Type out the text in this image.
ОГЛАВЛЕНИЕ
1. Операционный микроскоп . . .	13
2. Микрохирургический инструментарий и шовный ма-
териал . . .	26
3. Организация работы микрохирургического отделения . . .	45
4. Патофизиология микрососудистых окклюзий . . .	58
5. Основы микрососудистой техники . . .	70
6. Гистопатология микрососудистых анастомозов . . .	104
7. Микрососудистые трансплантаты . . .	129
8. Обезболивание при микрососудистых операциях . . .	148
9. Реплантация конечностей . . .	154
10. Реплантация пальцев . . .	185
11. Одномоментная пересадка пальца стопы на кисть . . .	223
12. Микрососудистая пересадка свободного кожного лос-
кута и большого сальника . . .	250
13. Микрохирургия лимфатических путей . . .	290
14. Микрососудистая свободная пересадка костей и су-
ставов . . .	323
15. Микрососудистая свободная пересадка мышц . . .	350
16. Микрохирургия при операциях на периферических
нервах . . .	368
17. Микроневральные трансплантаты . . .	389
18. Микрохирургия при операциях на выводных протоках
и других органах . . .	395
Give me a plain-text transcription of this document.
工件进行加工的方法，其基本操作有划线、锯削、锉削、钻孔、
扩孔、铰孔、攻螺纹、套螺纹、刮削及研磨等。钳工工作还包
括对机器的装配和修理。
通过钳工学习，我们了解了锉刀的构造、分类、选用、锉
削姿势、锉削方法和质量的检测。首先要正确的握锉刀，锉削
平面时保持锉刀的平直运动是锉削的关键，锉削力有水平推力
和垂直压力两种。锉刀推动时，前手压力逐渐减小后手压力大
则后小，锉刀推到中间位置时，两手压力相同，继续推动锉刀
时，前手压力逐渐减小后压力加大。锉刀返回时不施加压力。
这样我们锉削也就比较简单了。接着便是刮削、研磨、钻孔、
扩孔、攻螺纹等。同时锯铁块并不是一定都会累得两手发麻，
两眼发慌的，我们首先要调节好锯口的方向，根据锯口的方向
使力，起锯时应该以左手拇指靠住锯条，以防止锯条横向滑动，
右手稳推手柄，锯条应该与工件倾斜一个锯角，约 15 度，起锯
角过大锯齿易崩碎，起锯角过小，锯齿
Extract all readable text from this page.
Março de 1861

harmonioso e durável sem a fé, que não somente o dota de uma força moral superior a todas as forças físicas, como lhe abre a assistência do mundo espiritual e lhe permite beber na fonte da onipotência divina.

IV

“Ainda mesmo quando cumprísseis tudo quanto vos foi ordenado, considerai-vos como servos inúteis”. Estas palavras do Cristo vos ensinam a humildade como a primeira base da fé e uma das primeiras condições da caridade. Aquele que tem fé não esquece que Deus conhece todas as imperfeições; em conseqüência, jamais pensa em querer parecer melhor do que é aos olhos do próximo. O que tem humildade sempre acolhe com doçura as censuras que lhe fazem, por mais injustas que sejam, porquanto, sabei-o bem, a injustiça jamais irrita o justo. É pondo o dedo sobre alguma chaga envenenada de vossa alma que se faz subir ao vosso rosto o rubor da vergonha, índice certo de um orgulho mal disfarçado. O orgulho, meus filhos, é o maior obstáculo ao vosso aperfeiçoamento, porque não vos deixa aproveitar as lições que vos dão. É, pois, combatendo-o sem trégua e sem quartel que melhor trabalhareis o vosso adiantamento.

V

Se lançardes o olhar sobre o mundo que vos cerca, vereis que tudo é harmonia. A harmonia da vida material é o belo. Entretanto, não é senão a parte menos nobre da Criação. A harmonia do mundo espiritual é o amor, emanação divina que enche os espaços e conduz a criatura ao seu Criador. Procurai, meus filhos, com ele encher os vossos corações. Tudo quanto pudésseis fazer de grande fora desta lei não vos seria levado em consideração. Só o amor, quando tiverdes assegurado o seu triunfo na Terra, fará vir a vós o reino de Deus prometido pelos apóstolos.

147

The exercise:
Each line from the one containing "Extract all readable text from this page." through the end of the entries, both included, is to be returned exactly, with no other lines.

The output:
Extract all readable text from this page.
Março de 1861

harmonioso e durável sem a fé, que não somente o dota de uma força moral superior a todas as forças físicas, como lhe abre a assistência do mundo espiritual e lhe permite beber na fonte da onipotência divina.

IV

“Ainda mesmo quando cumprísseis tudo quanto vos foi ordenado, considerai-vos como servos inúteis”. Estas palavras do Cristo vos ensinam a humildade como a primeira base da fé e uma das primeiras condições da caridade. Aquele que tem fé não esquece que Deus conhece todas as imperfeições; em conseqüência, jamais pensa em querer parecer melhor do que é aos olhos do próximo. O que tem humildade sempre acolhe com doçura as censuras que lhe fazem, por mais injustas que sejam, porquanto, sabei-o bem, a injustiça jamais irrita o justo. É pondo o dedo sobre alguma chaga envenenada de vossa alma que se faz subir ao vosso rosto o rubor da vergonha, índice certo de um orgulho mal disfarçado. O orgulho, meus filhos, é o maior obstáculo ao vosso aperfeiçoamento, porque não vos deixa aproveitar as lições que vos dão. É, pois, combatendo-o sem trégua e sem quartel que melhor trabalhareis o vosso adiantamento.

V

Se lançardes o olhar sobre o mundo que vos cerca, vereis que tudo é harmonia. A harmonia da vida material é o belo. Entretanto, não é senão a parte menos nobre da Criação. A harmonia do mundo espiritual é o amor, emanação divina que enche os espaços e conduz a criatura ao seu Criador. Procurai, meus filhos, com ele encher os vossos corações. Tudo quanto pudésseis fazer de grande fora desta lei não vos seria levado em consideração. Só o amor, quando tiverdes assegurado o seu triunfo na Terra, fará vir a vós o reino de Deus prometido pelos apóstolos.

147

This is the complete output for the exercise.